● **REQUIREMENT**
Write out all of the entries again with "leader line" swapped for "pointer line" wherever it appears, keeping everything else the same and omitting the pictures.

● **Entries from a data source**
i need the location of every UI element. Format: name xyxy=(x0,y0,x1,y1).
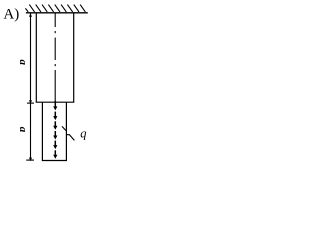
upper bar right edge xyxy=(73,13,75,102)
dimension tick at bottom xyxy=(26,159,34,161)
upper bar left edge xyxy=(35,13,37,102)
wall hatch marks xyxy=(25,5,85,12)
svg-text:a: a xyxy=(17,59,29,65)
distributed load q arrow shafts xyxy=(54,101,56,157)
lower bar right edge xyxy=(65,102,67,160)
dimension line xyxy=(30,13,32,160)
leader line outer part xyxy=(66,135,74,141)
svg-text:a: a xyxy=(17,127,29,133)
fixed support ceiling line xyxy=(26,12,88,14)
leader line to q xyxy=(62,126,66,131)
step shoulder line xyxy=(36,101,75,103)
dimension arrowhead bottom (down) xyxy=(29,158,32,162)
dimension tick at step xyxy=(27,102,34,104)
svg-text:A): A) xyxy=(3,6,19,22)
lower bar left edge xyxy=(41,102,43,160)
svg-text:q: q xyxy=(80,127,86,141)
bar centerline dash-dot xyxy=(54,13,56,102)
distributed load arrowheads xyxy=(53,106,57,158)
dimension arrowhead top (up) xyxy=(29,13,32,17)
bar bottom end line xyxy=(42,160,67,162)
dimension arrowhead at step (down) xyxy=(29,100,32,104)
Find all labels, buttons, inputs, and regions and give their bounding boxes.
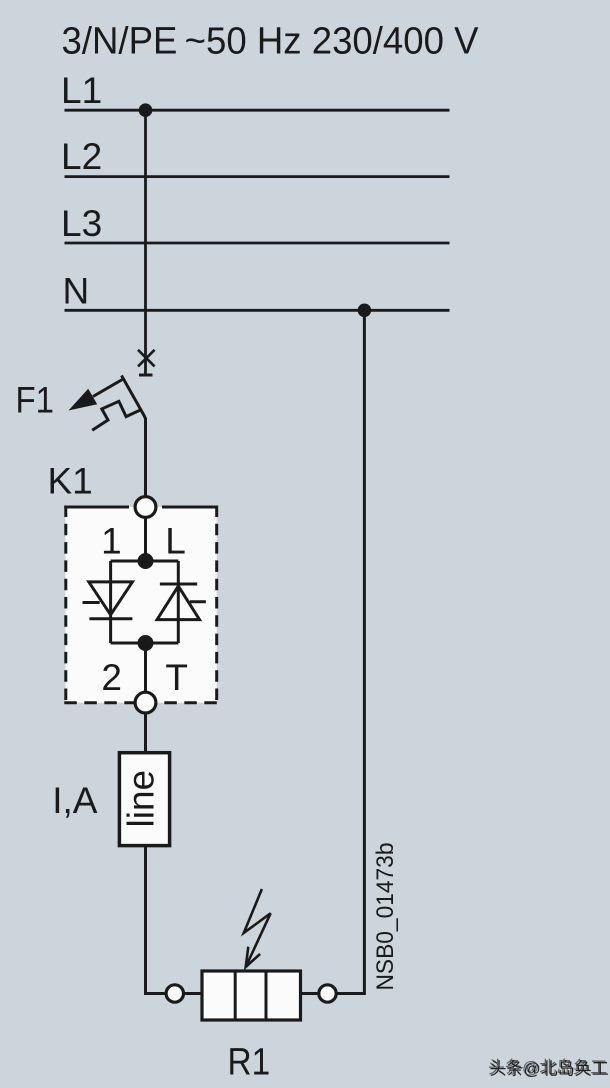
svg-text:1: 1 xyxy=(101,521,122,562)
svg-text:3/N/PE ~50 Hz 230/400 V: 3/N/PE ~50 Hz 230/400 V xyxy=(62,20,480,62)
svg-text:T: T xyxy=(165,657,188,698)
svg-text:头条@北岛奂工: 头条@北岛奂工 xyxy=(488,1058,607,1077)
svg-text:L2: L2 xyxy=(61,136,102,177)
svg-text:L: L xyxy=(165,521,186,562)
svg-text:NSB0_01473b: NSB0_01473b xyxy=(372,843,399,991)
svg-text:N: N xyxy=(63,270,90,311)
svg-text:R1: R1 xyxy=(228,1041,271,1083)
svg-text:L3: L3 xyxy=(61,203,102,244)
svg-text:2: 2 xyxy=(101,657,122,698)
svg-text:K1: K1 xyxy=(48,460,93,501)
svg-text:line: line xyxy=(120,770,161,828)
svg-text:L1: L1 xyxy=(61,70,102,111)
svg-text:F1: F1 xyxy=(16,379,55,420)
svg-text:I,A: I,A xyxy=(52,780,98,821)
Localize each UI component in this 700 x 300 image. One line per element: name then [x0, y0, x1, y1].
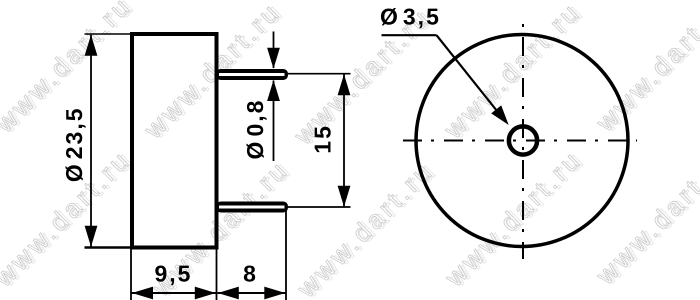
buzzer body (side view) — [132, 34, 217, 248]
upper pin — [216, 69, 288, 80]
leader D3.5: shoulder — [382, 34, 437, 36]
sound hole D3.5 — [509, 126, 537, 154]
dimension 15: arrow up — [338, 74, 351, 95]
dimension D23.5: extension line bottom — [85, 246, 131, 248]
leader D3.5: arrowhead — [491, 105, 509, 125]
dimension 9.5: left extension line — [130, 249, 132, 300]
dimension 8: arrow right — [264, 287, 285, 300]
dimension D0.8: lower leader line — [273, 81, 275, 162]
dimension D0.8: upper leader line — [273, 32, 275, 69]
dimension D0.8: arrow down to pin top — [267, 48, 280, 69]
dimension 8: right extension line — [285, 207, 287, 300]
dimension 15: upper extension line — [288, 73, 351, 75]
svg-text:15: 15 — [310, 124, 336, 154]
dimension 9.5: dimension line — [132, 292, 217, 294]
lower pin — [216, 202, 288, 213]
svg-text:Ø3,5: Ø3,5 — [380, 4, 441, 30]
dimension 8: dimension line — [218, 292, 286, 294]
dimension 9.5/8: middle extension line — [216, 249, 218, 300]
svg-text:8: 8 — [243, 261, 258, 287]
svg-text:Ø23,5: Ø23,5 — [61, 106, 87, 182]
dimension 9.5: arrow left — [132, 287, 153, 300]
dimension 15: dimension line — [343, 74, 345, 206]
svg-text:Ø0,8: Ø0,8 — [242, 99, 268, 160]
dimension 15: lower extension line — [288, 206, 351, 208]
svg-text:9,5: 9,5 — [155, 261, 193, 287]
horizontal centerline — [403, 140, 637, 142]
vertical centerline — [522, 24, 524, 259]
dimension D23.5: dimension line — [90, 35, 92, 247]
buzzer face outline (front view) — [416, 35, 628, 247]
leader D3.5: diagonal — [437, 35, 506, 121]
dimension D23.5: arrow up — [85, 35, 98, 56]
dimension 9.5: arrow right — [195, 287, 216, 300]
dimension 15: arrow down — [338, 186, 351, 207]
dimension D0.8: arrow up to pin bottom — [267, 80, 280, 101]
dimension 8: arrow left — [218, 287, 239, 300]
dimension D23.5: arrow down — [85, 226, 98, 247]
dimension D23.5: extension line top — [85, 33, 131, 35]
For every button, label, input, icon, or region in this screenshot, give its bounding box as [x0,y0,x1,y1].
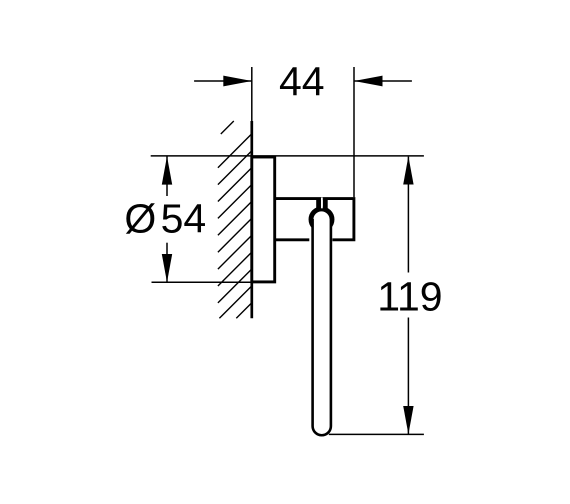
svg-text:119: 119 [377,273,442,319]
svg-text:Ø54: Ø54 [124,196,206,242]
svg-text:44: 44 [279,59,325,105]
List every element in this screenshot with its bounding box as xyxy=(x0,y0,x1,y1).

● **ANSWER TO THIS TASK**
i need the location of every UI element. Format: name xyxy=(x0,y0,x1,y1).
upper bar right edge xyxy=(73,13,75,102)
dimension tick at bottom xyxy=(26,159,34,161)
upper bar left edge xyxy=(35,13,37,102)
wall hatch marks xyxy=(25,5,85,12)
svg-text:a: a xyxy=(17,59,29,65)
distributed load q arrow shafts xyxy=(54,101,56,157)
lower bar right edge xyxy=(65,102,67,160)
dimension line xyxy=(30,13,32,160)
pointer line outer part xyxy=(66,135,74,141)
svg-text:a: a xyxy=(17,127,29,133)
fixed support ceiling line xyxy=(26,12,88,14)
pointer line to q xyxy=(62,126,66,131)
step shoulder line xyxy=(36,101,75,103)
dimension arrowhead bottom (down) xyxy=(29,158,32,162)
dimension tick at step xyxy=(27,102,34,104)
svg-text:A): A) xyxy=(3,6,19,22)
lower bar left edge xyxy=(41,102,43,160)
svg-text:q: q xyxy=(80,127,86,141)
bar centerline dash-dot xyxy=(54,13,56,102)
distributed load arrowheads xyxy=(53,106,57,158)
dimension arrowhead top (up) xyxy=(29,13,32,17)
bar bottom end line xyxy=(42,160,67,162)
dimension arrowhead at step (down) xyxy=(29,100,32,104)
Find all labels, buttons, inputs, and regions and give their bounding boxes.
svg-text:1: 1 xyxy=(101,521,122,562)
svg-text:3/N/PE ~50 Hz 230/400 V: 3/N/PE ~50 Hz 230/400 V xyxy=(62,20,480,62)
svg-text:T: T xyxy=(165,657,188,698)
svg-text:头条@北岛奂工: 头条@北岛奂工 xyxy=(488,1058,607,1077)
svg-text:L2: L2 xyxy=(61,136,102,177)
svg-text:L: L xyxy=(165,521,186,562)
svg-text:NSB0_01473b: NSB0_01473b xyxy=(372,843,399,991)
svg-text:N: N xyxy=(63,270,90,311)
svg-text:R1: R1 xyxy=(228,1041,271,1083)
svg-text:L3: L3 xyxy=(61,203,102,244)
svg-text:2: 2 xyxy=(101,657,122,698)
svg-text:K1: K1 xyxy=(48,460,93,501)
svg-text:line: line xyxy=(120,770,161,828)
svg-text:L1: L1 xyxy=(61,70,102,111)
svg-text:F1: F1 xyxy=(16,379,55,420)
svg-text:I,A: I,A xyxy=(52,780,98,821)
Localize each UI component in this 700 x 300 image. One line per element: name then [x0, y0, x1, y1].
buzzer body (side view) — [132, 34, 217, 248]
upper pin — [216, 69, 288, 80]
leader D3.5: shoulder — [382, 34, 437, 36]
sound hole D3.5 — [509, 126, 537, 154]
dimension 15: arrow up — [338, 74, 351, 95]
dimension D23.5: extension line bottom — [85, 246, 131, 248]
leader D3.5: arrowhead — [491, 105, 509, 125]
dimension 9.5: left extension line — [130, 249, 132, 300]
dimension 8: arrow right — [264, 287, 285, 300]
dimension D0.8: lower pointer line — [273, 81, 275, 162]
dimension D0.8: upper pointer line — [273, 32, 275, 69]
dimension D0.8: arrow down to pin top — [267, 48, 280, 69]
dimension 8: right extension line — [285, 207, 287, 300]
dimension 15: upper extension line — [288, 73, 351, 75]
svg-text:15: 15 — [310, 124, 336, 154]
dimension 9.5: dimension line — [132, 292, 217, 294]
lower pin — [216, 202, 288, 213]
svg-text:Ø3,5: Ø3,5 — [380, 4, 441, 30]
dimension 8: dimension line — [218, 292, 286, 294]
dimension 9.5/8: middle extension line — [216, 249, 218, 300]
svg-text:8: 8 — [243, 261, 258, 287]
svg-text:Ø23,5: Ø23,5 — [61, 106, 87, 182]
dimension 9.5: arrow left — [132, 287, 153, 300]
dimension 15: dimension line — [343, 74, 345, 206]
svg-text:Ø0,8: Ø0,8 — [242, 99, 268, 160]
dimension 15: lower extension line — [288, 206, 351, 208]
svg-text:9,5: 9,5 — [155, 261, 193, 287]
horizontal centerline — [403, 140, 637, 142]
vertical centerline — [522, 24, 524, 259]
dimension D23.5: dimension line — [90, 35, 92, 247]
buzzer face outline (front view) — [416, 35, 628, 247]
leader D3.5: diagonal — [437, 35, 506, 121]
dimension D23.5: arrow up — [85, 35, 98, 56]
dimension 9.5: arrow right — [195, 287, 216, 300]
dimension 15: arrow down — [338, 186, 351, 207]
dimension D0.8: arrow up to pin bottom — [267, 80, 280, 101]
dimension 8: arrow left — [218, 287, 239, 300]
dimension D23.5: arrow down — [85, 226, 98, 247]
dimension D23.5: extension line top — [85, 33, 131, 35]
For every button, label, input, icon, or region in this screenshot, give its bounding box as [x0,y0,x1,y1].
svg-text:119: 119 [377,273,442,319]
svg-text:Ø54: Ø54 [124,196,206,242]
svg-text:44: 44 [279,59,325,105]
List every element in this screenshot with its bounding box as xyxy=(x0,y0,x1,y1).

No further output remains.